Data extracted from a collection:
···

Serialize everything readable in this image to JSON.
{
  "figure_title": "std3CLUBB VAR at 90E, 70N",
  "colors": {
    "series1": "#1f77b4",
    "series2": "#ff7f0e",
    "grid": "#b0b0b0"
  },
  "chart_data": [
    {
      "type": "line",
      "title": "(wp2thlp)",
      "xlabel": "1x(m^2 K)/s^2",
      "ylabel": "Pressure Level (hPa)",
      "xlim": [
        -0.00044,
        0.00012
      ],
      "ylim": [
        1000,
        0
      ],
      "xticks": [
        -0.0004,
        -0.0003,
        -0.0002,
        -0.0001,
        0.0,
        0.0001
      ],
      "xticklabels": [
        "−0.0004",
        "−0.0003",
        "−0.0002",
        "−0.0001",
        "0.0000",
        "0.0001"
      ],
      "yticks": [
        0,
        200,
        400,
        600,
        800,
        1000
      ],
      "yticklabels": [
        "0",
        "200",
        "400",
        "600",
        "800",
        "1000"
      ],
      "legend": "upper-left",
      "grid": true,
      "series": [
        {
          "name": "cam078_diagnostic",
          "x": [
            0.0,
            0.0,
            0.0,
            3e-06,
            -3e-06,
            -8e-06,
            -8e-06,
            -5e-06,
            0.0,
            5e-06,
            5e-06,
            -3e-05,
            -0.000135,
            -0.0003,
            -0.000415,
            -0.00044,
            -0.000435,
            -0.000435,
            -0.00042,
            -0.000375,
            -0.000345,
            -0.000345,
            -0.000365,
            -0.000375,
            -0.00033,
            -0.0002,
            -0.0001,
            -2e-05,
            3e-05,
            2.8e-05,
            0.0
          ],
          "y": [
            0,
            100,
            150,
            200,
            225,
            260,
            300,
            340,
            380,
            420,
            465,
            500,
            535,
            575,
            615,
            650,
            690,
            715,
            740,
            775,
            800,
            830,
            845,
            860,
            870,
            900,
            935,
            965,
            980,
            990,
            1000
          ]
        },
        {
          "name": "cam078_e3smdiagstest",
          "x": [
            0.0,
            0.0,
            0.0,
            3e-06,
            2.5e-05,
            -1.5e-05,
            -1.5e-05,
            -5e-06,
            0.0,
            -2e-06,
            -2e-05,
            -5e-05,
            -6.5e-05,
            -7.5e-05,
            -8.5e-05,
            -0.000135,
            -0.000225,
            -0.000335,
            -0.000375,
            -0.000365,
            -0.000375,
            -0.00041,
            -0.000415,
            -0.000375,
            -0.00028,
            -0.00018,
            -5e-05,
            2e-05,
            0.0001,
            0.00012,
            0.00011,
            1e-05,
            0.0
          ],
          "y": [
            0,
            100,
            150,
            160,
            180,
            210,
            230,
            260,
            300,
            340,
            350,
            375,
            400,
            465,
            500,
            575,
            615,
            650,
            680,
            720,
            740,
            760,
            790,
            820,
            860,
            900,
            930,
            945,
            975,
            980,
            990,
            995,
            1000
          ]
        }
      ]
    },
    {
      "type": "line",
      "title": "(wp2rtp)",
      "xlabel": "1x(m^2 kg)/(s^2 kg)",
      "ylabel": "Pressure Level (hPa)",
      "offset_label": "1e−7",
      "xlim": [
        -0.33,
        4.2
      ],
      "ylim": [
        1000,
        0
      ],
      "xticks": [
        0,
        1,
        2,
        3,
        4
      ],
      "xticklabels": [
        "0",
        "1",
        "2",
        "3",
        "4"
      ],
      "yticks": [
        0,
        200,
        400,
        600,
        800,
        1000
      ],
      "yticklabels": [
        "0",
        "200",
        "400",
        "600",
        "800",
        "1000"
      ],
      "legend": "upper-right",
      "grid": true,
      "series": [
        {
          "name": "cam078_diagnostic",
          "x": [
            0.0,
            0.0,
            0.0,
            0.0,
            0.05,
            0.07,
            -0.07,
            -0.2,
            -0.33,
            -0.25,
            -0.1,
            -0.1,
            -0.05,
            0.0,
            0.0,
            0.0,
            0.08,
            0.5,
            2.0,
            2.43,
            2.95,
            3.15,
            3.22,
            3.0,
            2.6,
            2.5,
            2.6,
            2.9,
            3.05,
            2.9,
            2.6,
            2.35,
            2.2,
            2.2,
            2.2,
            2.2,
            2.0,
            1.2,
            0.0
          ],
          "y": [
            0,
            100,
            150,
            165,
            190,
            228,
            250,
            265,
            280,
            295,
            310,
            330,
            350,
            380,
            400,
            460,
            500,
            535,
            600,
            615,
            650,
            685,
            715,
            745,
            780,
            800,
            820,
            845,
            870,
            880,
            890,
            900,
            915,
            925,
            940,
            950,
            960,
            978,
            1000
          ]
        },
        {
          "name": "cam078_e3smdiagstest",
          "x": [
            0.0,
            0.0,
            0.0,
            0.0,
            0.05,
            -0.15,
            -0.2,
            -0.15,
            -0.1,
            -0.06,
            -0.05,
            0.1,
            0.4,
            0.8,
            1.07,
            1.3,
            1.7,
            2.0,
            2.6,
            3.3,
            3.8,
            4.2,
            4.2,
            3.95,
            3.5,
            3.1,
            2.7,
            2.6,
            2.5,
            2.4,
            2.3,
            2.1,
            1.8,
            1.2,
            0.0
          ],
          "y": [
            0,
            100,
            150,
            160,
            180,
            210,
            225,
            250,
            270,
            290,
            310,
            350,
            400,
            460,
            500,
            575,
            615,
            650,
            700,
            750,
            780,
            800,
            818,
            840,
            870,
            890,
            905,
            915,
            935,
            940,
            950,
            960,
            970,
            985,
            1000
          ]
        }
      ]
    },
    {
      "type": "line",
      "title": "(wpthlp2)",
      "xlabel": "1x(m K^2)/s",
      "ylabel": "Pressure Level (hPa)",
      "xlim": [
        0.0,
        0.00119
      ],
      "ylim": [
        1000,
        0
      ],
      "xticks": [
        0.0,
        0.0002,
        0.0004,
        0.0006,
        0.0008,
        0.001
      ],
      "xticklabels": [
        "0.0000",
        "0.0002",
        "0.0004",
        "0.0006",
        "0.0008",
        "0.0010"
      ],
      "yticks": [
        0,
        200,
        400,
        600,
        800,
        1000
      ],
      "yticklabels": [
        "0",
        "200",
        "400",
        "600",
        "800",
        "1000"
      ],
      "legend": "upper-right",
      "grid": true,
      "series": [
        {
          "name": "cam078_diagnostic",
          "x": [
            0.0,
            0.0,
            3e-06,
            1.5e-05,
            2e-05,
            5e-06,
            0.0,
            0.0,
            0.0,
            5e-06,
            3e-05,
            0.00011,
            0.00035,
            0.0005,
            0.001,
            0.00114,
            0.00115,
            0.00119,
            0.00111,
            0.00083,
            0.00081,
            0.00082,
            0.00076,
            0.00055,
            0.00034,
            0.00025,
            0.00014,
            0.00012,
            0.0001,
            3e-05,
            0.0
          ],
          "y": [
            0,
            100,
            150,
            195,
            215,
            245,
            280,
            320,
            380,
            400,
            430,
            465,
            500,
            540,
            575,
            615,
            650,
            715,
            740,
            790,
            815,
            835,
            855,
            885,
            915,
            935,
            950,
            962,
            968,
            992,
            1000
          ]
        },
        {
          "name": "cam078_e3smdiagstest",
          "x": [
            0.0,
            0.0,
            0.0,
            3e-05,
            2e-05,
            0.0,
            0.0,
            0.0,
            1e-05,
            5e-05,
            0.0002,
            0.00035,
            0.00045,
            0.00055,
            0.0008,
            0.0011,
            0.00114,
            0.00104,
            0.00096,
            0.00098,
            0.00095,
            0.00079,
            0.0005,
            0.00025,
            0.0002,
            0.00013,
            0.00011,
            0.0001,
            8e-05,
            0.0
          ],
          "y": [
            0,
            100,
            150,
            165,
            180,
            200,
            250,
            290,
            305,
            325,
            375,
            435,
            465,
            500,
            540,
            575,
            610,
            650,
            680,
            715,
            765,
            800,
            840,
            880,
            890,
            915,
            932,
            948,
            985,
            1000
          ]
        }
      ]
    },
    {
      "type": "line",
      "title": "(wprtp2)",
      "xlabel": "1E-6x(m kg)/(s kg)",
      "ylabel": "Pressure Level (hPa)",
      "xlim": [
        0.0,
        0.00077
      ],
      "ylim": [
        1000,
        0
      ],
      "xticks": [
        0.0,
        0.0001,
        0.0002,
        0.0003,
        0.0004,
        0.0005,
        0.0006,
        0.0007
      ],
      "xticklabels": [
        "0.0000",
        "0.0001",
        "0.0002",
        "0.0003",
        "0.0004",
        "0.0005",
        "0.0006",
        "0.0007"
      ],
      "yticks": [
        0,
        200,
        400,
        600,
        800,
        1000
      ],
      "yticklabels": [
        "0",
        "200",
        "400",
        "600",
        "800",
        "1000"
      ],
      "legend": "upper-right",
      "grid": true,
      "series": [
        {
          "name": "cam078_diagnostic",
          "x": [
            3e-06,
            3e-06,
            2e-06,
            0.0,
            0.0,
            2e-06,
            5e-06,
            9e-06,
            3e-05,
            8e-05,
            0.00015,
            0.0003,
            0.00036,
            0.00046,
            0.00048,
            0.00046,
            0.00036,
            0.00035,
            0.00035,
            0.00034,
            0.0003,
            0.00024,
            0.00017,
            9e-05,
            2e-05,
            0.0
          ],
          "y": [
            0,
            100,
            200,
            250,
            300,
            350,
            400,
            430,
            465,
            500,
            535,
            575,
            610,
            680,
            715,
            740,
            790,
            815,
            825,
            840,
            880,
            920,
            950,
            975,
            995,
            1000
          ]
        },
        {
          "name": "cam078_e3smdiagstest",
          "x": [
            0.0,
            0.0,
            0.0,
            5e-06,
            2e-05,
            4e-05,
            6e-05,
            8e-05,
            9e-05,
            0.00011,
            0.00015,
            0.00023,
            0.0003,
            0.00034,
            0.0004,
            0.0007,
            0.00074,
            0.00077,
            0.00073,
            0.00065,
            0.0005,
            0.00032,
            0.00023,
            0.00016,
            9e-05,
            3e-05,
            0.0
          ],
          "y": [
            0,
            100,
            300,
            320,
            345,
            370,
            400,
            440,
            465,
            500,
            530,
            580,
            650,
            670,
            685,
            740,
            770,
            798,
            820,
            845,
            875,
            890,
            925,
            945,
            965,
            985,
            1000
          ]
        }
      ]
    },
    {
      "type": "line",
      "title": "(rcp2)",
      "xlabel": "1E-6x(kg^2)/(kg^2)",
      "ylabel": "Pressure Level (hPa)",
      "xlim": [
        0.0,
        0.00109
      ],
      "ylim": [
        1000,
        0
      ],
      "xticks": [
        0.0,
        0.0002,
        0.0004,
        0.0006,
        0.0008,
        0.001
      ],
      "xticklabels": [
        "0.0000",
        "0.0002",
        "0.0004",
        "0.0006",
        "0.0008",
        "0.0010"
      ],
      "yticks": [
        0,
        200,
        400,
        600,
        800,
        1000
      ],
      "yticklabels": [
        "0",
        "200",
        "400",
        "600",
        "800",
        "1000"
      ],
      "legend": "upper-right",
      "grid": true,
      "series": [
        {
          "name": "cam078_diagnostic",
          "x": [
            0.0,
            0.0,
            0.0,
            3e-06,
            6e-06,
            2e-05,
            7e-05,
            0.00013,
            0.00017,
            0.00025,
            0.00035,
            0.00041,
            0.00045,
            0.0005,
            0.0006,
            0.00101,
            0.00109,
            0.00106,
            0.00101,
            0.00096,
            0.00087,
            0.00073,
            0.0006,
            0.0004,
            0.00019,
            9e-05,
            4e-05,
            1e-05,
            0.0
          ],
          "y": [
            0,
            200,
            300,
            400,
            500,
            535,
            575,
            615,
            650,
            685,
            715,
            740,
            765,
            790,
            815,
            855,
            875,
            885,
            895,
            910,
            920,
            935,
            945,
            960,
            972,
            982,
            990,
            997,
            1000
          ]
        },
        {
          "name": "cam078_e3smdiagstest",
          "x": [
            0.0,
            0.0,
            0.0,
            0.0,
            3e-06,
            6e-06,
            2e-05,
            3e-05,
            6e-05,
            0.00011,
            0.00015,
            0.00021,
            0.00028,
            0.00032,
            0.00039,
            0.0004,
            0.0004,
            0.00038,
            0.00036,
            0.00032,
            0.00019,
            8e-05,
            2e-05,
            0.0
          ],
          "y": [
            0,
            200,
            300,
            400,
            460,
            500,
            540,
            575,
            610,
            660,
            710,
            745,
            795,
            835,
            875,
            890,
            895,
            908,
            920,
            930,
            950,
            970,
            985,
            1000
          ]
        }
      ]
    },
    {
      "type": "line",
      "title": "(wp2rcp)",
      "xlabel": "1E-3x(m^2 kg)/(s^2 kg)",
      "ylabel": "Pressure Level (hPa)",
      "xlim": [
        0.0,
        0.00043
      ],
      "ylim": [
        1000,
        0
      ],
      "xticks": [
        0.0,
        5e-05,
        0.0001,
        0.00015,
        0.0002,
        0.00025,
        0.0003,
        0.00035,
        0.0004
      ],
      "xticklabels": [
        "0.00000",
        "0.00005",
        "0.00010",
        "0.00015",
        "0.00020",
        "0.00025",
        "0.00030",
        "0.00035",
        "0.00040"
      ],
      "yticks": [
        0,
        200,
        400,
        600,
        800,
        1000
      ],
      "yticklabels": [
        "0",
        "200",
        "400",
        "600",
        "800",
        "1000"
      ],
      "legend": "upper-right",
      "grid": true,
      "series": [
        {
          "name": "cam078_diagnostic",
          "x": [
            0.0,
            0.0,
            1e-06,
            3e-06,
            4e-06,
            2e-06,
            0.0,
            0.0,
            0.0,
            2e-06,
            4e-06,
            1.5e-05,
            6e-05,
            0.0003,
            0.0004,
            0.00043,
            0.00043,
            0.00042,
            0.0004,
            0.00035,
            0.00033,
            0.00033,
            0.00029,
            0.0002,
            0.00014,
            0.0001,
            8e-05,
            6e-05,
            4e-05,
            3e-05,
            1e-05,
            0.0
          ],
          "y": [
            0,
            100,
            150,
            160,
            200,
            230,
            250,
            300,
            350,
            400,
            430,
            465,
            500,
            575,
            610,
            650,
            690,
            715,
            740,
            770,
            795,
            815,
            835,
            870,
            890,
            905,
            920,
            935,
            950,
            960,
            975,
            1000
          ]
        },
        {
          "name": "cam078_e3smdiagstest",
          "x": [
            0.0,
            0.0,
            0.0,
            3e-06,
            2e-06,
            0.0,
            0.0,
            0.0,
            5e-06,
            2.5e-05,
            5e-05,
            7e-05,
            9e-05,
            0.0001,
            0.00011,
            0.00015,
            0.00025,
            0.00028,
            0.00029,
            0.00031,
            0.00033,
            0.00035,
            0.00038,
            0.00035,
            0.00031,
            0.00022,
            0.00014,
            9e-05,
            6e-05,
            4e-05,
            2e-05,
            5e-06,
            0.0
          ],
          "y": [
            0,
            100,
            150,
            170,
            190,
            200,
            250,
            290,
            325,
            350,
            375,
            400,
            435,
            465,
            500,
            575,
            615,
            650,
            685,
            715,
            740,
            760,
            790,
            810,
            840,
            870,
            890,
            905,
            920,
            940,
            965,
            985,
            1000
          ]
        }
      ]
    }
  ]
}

···

GIVEN INSTRUCTION –
Using the records above, copy every line that has the word "xlabel" in it.

IN RESPONSE –
      "xlabel": "1x(m^2 K)/s^2",
      "xlabel": "1x(m^2 kg)/(s^2 kg)",
      "xlabel": "1x(m K^2)/s",
      "xlabel": "1E-6x(m kg)/(s kg)",
      "xlabel": "1E-6x(kg^2)/(kg^2)",
      "xlabel": "1E-3x(m^2 kg)/(s^2 kg)",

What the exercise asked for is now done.